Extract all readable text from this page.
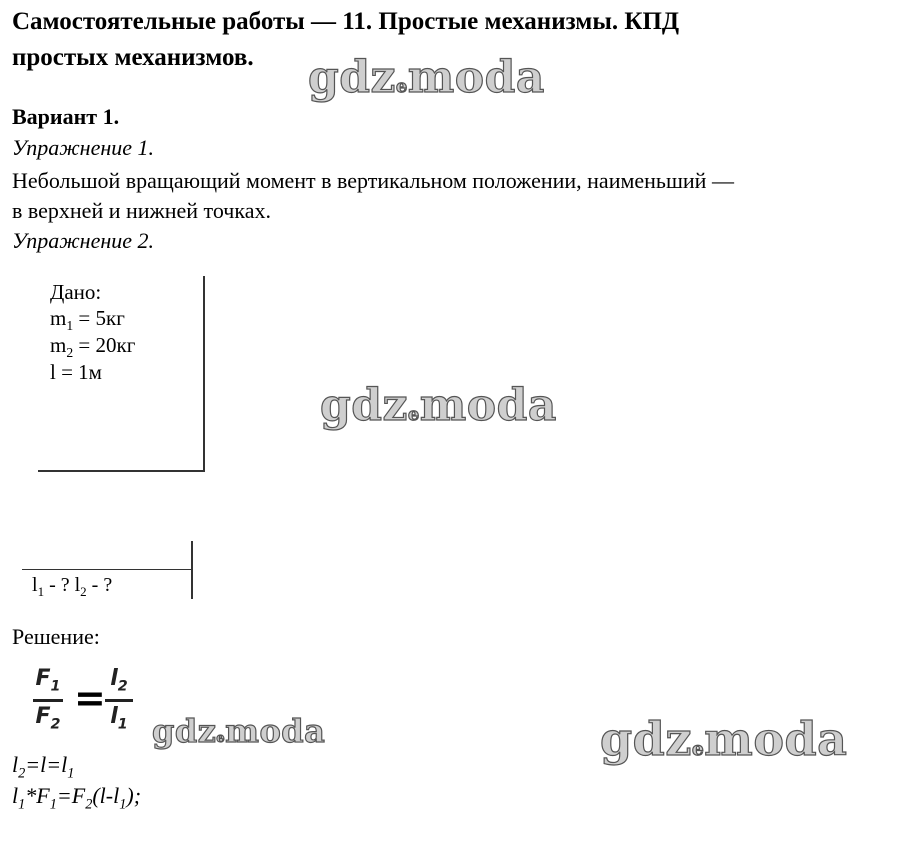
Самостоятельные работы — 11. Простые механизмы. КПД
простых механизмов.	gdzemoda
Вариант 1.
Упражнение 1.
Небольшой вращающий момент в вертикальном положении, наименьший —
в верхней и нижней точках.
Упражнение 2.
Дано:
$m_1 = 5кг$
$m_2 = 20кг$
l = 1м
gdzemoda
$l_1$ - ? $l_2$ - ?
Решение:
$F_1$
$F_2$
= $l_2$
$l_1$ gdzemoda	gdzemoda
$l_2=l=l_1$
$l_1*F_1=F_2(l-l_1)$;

---

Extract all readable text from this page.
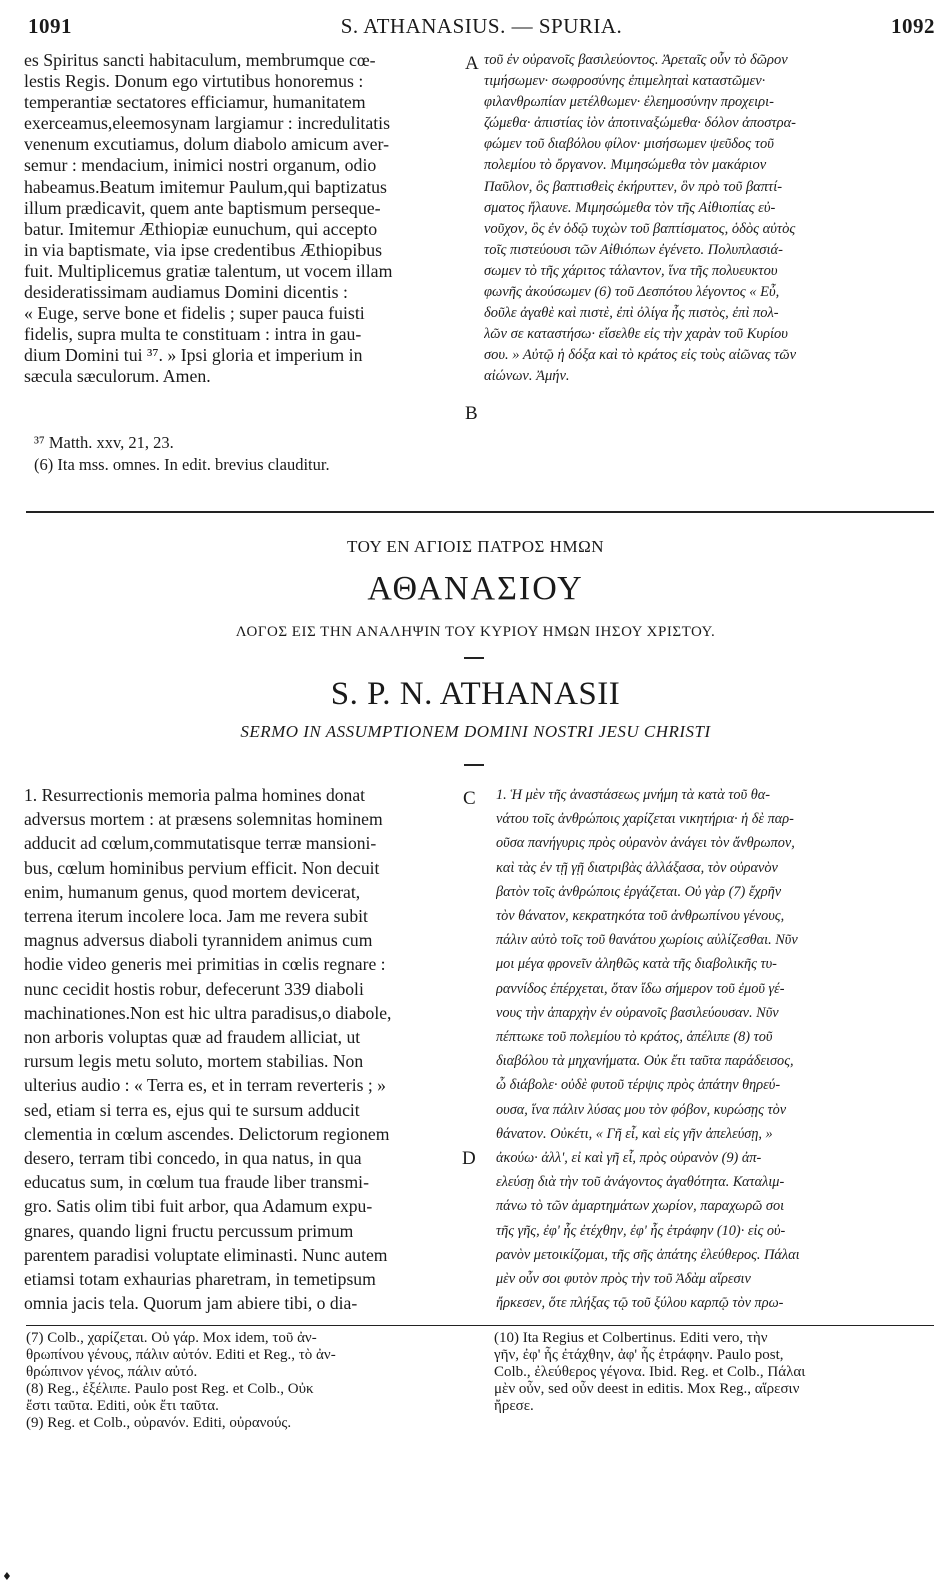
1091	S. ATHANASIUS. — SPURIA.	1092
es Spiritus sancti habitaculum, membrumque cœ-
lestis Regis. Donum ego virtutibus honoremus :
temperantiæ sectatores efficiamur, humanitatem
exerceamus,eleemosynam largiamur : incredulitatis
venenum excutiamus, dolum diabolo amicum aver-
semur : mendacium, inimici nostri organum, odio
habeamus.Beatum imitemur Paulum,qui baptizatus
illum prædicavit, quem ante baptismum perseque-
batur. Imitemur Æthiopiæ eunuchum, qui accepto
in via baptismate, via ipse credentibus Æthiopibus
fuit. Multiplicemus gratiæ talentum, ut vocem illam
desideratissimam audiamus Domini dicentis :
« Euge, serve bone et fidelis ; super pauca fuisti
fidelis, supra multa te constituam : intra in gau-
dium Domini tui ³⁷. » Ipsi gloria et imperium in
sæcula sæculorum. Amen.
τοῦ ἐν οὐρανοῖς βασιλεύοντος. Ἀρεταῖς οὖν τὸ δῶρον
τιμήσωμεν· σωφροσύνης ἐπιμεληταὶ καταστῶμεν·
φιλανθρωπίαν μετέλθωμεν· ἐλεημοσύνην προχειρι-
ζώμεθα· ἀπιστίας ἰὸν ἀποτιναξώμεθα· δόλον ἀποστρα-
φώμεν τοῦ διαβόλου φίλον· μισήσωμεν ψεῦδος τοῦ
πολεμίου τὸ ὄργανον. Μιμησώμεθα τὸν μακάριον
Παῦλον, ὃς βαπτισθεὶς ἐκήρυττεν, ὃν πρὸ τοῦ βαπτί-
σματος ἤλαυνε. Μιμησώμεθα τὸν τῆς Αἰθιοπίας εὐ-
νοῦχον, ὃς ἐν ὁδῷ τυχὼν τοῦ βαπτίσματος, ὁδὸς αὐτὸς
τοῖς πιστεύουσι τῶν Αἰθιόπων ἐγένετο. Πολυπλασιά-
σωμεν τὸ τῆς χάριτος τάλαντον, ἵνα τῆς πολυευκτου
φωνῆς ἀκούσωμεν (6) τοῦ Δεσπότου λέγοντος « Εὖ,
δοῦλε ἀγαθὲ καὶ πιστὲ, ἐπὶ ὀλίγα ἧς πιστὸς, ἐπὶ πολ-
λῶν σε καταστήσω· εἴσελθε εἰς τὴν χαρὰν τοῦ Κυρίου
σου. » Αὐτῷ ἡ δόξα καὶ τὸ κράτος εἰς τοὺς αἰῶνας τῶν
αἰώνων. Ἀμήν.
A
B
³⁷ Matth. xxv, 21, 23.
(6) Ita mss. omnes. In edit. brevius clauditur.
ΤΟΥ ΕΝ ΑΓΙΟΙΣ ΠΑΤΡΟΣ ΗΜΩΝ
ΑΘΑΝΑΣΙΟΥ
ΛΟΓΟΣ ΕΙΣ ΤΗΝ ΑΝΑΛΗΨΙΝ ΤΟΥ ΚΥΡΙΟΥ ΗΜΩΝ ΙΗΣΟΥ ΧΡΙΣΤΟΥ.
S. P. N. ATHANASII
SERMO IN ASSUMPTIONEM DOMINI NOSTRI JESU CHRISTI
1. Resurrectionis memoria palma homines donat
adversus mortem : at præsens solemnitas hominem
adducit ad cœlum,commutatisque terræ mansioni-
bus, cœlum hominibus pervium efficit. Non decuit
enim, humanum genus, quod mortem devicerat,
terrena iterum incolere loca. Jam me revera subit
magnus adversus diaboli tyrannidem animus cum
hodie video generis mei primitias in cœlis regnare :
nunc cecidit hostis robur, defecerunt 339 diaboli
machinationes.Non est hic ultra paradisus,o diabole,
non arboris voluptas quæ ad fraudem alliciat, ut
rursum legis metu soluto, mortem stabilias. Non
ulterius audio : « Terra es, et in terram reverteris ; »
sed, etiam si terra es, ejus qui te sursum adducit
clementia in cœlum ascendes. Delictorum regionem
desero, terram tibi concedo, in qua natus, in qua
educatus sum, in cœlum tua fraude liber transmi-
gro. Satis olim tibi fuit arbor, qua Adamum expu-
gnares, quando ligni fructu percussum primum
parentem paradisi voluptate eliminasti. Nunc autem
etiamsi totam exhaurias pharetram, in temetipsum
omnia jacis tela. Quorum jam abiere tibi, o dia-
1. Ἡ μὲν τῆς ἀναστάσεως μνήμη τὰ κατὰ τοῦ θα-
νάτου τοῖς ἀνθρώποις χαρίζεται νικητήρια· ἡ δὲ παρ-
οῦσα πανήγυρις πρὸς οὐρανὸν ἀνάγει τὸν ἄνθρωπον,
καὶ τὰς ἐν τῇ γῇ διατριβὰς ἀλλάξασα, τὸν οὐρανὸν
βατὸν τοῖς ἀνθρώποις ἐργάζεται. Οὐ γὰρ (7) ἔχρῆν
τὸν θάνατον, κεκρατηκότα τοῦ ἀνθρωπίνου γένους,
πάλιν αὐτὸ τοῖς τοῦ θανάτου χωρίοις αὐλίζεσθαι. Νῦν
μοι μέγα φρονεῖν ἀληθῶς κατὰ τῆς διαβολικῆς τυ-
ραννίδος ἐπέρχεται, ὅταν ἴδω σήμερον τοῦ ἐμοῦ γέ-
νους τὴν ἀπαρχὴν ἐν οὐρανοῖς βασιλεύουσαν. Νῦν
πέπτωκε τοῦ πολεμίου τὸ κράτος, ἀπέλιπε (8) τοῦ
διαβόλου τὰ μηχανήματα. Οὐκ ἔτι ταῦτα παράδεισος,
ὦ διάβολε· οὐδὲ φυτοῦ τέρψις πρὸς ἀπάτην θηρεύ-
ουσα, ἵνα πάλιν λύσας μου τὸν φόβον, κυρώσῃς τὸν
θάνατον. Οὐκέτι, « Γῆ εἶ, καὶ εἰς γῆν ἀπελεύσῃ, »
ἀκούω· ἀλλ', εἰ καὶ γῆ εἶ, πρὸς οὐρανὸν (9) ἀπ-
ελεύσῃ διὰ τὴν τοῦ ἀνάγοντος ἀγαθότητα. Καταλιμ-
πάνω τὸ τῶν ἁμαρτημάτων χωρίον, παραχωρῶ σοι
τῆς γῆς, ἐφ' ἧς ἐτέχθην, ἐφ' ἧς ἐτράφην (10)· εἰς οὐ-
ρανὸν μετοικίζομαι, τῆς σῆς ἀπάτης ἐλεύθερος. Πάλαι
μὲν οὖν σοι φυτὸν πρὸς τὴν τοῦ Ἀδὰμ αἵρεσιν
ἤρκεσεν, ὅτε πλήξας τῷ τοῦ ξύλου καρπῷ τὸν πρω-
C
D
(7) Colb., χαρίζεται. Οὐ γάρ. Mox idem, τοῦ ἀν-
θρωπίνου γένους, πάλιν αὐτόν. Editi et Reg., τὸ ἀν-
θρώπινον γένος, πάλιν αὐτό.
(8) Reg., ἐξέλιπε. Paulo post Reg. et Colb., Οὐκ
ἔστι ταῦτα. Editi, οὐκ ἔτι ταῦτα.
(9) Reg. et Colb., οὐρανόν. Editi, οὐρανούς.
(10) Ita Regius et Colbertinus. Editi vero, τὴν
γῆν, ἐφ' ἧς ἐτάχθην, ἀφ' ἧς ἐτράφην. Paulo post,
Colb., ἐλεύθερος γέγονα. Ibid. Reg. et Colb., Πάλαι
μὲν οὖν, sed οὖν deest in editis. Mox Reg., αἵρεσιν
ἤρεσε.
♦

---

> What is expected:
Scan the records above for the string "οὐρανοῖς", then report every line that contains it.

> The solution:
τοῦ ἐν οὐρανοῖς βασιλεύοντος. Ἀρεταῖς οὖν τὸ δῶρον
νους τὴν ἀπαρχὴν ἐν οὐρανοῖς βασιλεύουσαν. Νῦν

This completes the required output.